_Requirement_
Can you rewrite these rows with every "Search document" changed to "Find in document" and nothing else altered?

------------------------------------------------

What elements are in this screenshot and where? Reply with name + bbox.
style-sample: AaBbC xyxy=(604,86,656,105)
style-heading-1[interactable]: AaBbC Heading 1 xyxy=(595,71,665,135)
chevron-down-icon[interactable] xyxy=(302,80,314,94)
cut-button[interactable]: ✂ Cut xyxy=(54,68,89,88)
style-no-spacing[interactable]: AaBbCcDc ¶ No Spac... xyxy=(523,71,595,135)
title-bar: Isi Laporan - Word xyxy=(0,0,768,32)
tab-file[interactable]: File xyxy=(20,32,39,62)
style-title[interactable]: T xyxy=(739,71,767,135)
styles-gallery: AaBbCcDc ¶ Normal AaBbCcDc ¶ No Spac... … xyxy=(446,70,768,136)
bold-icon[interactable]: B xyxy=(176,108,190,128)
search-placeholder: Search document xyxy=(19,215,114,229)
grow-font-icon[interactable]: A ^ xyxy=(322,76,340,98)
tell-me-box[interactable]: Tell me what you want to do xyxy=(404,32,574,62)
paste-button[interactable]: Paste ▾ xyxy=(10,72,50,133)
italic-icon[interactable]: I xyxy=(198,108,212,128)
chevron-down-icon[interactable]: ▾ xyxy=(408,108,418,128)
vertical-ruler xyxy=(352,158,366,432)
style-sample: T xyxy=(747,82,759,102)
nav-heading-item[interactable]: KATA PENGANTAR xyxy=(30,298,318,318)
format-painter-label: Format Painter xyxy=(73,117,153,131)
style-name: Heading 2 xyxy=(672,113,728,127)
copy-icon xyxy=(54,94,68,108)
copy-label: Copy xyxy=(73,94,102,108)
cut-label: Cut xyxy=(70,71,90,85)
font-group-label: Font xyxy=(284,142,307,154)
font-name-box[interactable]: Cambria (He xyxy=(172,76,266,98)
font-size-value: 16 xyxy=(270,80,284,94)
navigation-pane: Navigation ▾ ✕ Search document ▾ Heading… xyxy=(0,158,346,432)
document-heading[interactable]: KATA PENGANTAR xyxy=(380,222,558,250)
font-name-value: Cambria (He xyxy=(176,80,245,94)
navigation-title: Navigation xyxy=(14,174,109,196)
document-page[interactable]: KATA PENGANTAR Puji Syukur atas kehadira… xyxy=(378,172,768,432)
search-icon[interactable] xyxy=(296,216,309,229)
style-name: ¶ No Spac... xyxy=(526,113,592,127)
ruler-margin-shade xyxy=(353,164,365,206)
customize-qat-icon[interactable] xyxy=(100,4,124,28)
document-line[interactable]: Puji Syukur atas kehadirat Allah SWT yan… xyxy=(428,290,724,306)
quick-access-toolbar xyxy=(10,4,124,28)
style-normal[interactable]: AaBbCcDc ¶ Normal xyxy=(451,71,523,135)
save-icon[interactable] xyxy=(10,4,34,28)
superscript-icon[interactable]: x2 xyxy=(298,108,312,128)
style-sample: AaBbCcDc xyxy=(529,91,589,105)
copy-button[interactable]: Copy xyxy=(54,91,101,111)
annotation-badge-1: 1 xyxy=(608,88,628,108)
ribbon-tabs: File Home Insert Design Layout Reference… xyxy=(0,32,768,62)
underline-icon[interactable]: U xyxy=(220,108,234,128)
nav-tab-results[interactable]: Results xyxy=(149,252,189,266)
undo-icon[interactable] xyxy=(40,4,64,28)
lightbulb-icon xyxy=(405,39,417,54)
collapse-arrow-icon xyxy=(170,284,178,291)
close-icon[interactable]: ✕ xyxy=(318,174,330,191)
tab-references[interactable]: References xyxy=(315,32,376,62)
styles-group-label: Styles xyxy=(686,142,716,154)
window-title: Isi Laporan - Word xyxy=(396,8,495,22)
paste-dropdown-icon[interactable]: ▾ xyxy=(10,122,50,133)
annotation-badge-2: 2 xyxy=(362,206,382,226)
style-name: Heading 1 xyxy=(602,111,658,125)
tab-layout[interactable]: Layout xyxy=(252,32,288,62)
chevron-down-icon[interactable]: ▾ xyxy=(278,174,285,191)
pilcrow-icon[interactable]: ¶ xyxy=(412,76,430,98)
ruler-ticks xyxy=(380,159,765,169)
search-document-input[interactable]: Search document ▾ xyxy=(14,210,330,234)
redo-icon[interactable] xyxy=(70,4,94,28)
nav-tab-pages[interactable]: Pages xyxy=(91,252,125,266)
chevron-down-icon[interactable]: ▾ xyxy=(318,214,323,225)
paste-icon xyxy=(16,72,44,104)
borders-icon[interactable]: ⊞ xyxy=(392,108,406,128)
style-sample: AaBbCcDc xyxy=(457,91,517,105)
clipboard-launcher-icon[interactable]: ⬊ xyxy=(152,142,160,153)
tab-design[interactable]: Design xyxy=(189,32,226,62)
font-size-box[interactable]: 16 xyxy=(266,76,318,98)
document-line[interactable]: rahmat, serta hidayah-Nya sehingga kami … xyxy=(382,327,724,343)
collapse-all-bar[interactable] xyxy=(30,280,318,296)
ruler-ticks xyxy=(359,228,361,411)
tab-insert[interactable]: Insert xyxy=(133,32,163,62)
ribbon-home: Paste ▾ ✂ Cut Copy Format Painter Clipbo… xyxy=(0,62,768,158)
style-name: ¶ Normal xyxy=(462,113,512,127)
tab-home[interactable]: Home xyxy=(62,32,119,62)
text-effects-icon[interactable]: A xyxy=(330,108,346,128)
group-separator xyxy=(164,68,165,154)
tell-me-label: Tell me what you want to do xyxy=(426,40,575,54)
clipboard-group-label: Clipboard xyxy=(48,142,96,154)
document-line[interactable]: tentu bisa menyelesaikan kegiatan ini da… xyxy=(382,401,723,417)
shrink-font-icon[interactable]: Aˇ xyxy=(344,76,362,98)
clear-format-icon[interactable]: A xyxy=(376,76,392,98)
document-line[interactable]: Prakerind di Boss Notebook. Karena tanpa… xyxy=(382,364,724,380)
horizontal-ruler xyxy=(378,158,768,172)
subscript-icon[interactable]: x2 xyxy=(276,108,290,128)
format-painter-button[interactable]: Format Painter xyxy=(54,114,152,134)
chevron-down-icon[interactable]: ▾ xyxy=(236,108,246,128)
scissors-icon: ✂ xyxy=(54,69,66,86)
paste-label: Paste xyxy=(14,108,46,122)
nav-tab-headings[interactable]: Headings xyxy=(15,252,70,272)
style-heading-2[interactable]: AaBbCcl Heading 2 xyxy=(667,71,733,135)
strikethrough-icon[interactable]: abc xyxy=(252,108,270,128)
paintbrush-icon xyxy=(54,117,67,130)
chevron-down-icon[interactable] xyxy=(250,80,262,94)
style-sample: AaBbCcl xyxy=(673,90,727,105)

------------------------------------------------

_Answer to this exercise_
What elements are in this screenshot and where? Reply with name + bbox.
style-sample: AaBbC xyxy=(604,86,656,105)
style-heading-1[interactable]: AaBbC Heading 1 xyxy=(595,71,665,135)
chevron-down-icon[interactable] xyxy=(302,80,314,94)
cut-button[interactable]: ✂ Cut xyxy=(54,68,89,88)
style-no-spacing[interactable]: AaBbCcDc ¶ No Spac... xyxy=(523,71,595,135)
title-bar: Isi Laporan - Word xyxy=(0,0,768,32)
tab-file[interactable]: File xyxy=(20,32,39,62)
style-title[interactable]: T xyxy=(739,71,767,135)
styles-gallery: AaBbCcDc ¶ Normal AaBbCcDc ¶ No Spac... … xyxy=(446,70,768,136)
bold-icon[interactable]: B xyxy=(176,108,190,128)
search-placeholder: Find in document xyxy=(19,215,114,229)
grow-font-icon[interactable]: A ^ xyxy=(322,76,340,98)
tell-me-box[interactable]: Tell me what you want to do xyxy=(404,32,574,62)
paste-button[interactable]: Paste ▾ xyxy=(10,72,50,133)
italic-icon[interactable]: I xyxy=(198,108,212,128)
chevron-down-icon[interactable]: ▾ xyxy=(408,108,418,128)
vertical-ruler xyxy=(352,158,366,432)
style-sample: T xyxy=(747,82,759,102)
nav-heading-item[interactable]: KATA PENGANTAR xyxy=(30,298,318,318)
format-painter-label: Format Painter xyxy=(73,117,153,131)
style-name: Heading 2 xyxy=(672,113,728,127)
copy-icon xyxy=(54,94,68,108)
copy-label: Copy xyxy=(73,94,102,108)
cut-label: Cut xyxy=(70,71,90,85)
font-group-label: Font xyxy=(284,142,307,154)
font-name-box[interactable]: Cambria (He xyxy=(172,76,266,98)
font-size-value: 16 xyxy=(270,80,284,94)
navigation-pane: Navigation ▾ ✕ Find in document ▾ Heading… xyxy=(0,158,346,432)
document-heading[interactable]: KATA PENGANTAR xyxy=(380,222,558,250)
font-name-value: Cambria (He xyxy=(176,80,245,94)
navigation-title: Navigation xyxy=(14,174,109,196)
document-page[interactable]: KATA PENGANTAR Puji Syukur atas kehadira… xyxy=(378,172,768,432)
search-icon[interactable] xyxy=(296,216,309,229)
style-name: ¶ No Spac... xyxy=(526,113,592,127)
ruler-margin-shade xyxy=(353,164,365,206)
customize-qat-icon[interactable] xyxy=(100,4,124,28)
document-line[interactable]: Puji Syukur atas kehadirat Allah SWT yan… xyxy=(428,290,724,306)
quick-access-toolbar xyxy=(10,4,124,28)
style-normal[interactable]: AaBbCcDc ¶ Normal xyxy=(451,71,523,135)
save-icon[interactable] xyxy=(10,4,34,28)
superscript-icon[interactable]: x2 xyxy=(298,108,312,128)
style-sample: AaBbCcDc xyxy=(529,91,589,105)
copy-button[interactable]: Copy xyxy=(54,91,101,111)
annotation-badge-1: 1 xyxy=(608,88,628,108)
ribbon-tabs: File Home Insert Design Layout Reference… xyxy=(0,32,768,62)
underline-icon[interactable]: U xyxy=(220,108,234,128)
nav-tab-results[interactable]: Results xyxy=(149,252,189,266)
undo-icon[interactable] xyxy=(40,4,64,28)
lightbulb-icon xyxy=(405,39,417,54)
collapse-arrow-icon xyxy=(170,284,178,291)
close-icon[interactable]: ✕ xyxy=(318,174,330,191)
tab-references[interactable]: References xyxy=(315,32,376,62)
styles-group-label: Styles xyxy=(686,142,716,154)
window-title: Isi Laporan - Word xyxy=(396,8,495,22)
paste-dropdown-icon[interactable]: ▾ xyxy=(10,122,50,133)
annotation-badge-2: 2 xyxy=(362,206,382,226)
style-name: Heading 1 xyxy=(602,111,658,125)
tab-layout[interactable]: Layout xyxy=(252,32,288,62)
chevron-down-icon[interactable]: ▾ xyxy=(278,174,285,191)
pilcrow-icon[interactable]: ¶ xyxy=(412,76,430,98)
ruler-ticks xyxy=(380,159,765,169)
search-document-input[interactable]: Find in document ▾ xyxy=(14,210,330,234)
redo-icon[interactable] xyxy=(70,4,94,28)
nav-tab-pages[interactable]: Pages xyxy=(91,252,125,266)
chevron-down-icon[interactable]: ▾ xyxy=(318,214,323,225)
paste-icon xyxy=(16,72,44,104)
borders-icon[interactable]: ⊞ xyxy=(392,108,406,128)
style-sample: AaBbCcDc xyxy=(457,91,517,105)
clipboard-launcher-icon[interactable]: ⬊ xyxy=(152,142,160,153)
tab-design[interactable]: Design xyxy=(189,32,226,62)
font-size-box[interactable]: 16 xyxy=(266,76,318,98)
document-line[interactable]: rahmat, serta hidayah-Nya sehingga kami … xyxy=(382,327,724,343)
collapse-all-bar[interactable] xyxy=(30,280,318,296)
ruler-ticks xyxy=(359,228,361,411)
tab-insert[interactable]: Insert xyxy=(133,32,163,62)
ribbon-home: Paste ▾ ✂ Cut Copy Format Painter Clipbo… xyxy=(0,62,768,158)
style-name: ¶ Normal xyxy=(462,113,512,127)
tab-home[interactable]: Home xyxy=(62,32,119,62)
text-effects-icon[interactable]: A xyxy=(330,108,346,128)
group-separator xyxy=(164,68,165,154)
tell-me-label: Tell me what you want to do xyxy=(426,40,575,54)
clipboard-group-label: Clipboard xyxy=(48,142,96,154)
document-line[interactable]: tentu bisa menyelesaikan kegiatan ini da… xyxy=(382,401,723,417)
shrink-font-icon[interactable]: Aˇ xyxy=(344,76,362,98)
clear-format-icon[interactable]: A xyxy=(376,76,392,98)
document-line[interactable]: Prakerind di Boss Notebook. Karena tanpa… xyxy=(382,364,724,380)
horizontal-ruler xyxy=(378,158,768,172)
subscript-icon[interactable]: x2 xyxy=(276,108,290,128)
format-painter-button[interactable]: Format Painter xyxy=(54,114,152,134)
chevron-down-icon[interactable]: ▾ xyxy=(236,108,246,128)
scissors-icon: ✂ xyxy=(54,69,66,86)
paste-label: Paste xyxy=(14,108,46,122)
nav-tab-headings[interactable]: Headings xyxy=(15,252,70,272)
style-heading-2[interactable]: AaBbCcl Heading 2 xyxy=(667,71,733,135)
strikethrough-icon[interactable]: abc xyxy=(252,108,270,128)
paintbrush-icon xyxy=(54,117,67,130)
chevron-down-icon[interactable] xyxy=(250,80,262,94)
style-sample: AaBbCcl xyxy=(673,90,727,105)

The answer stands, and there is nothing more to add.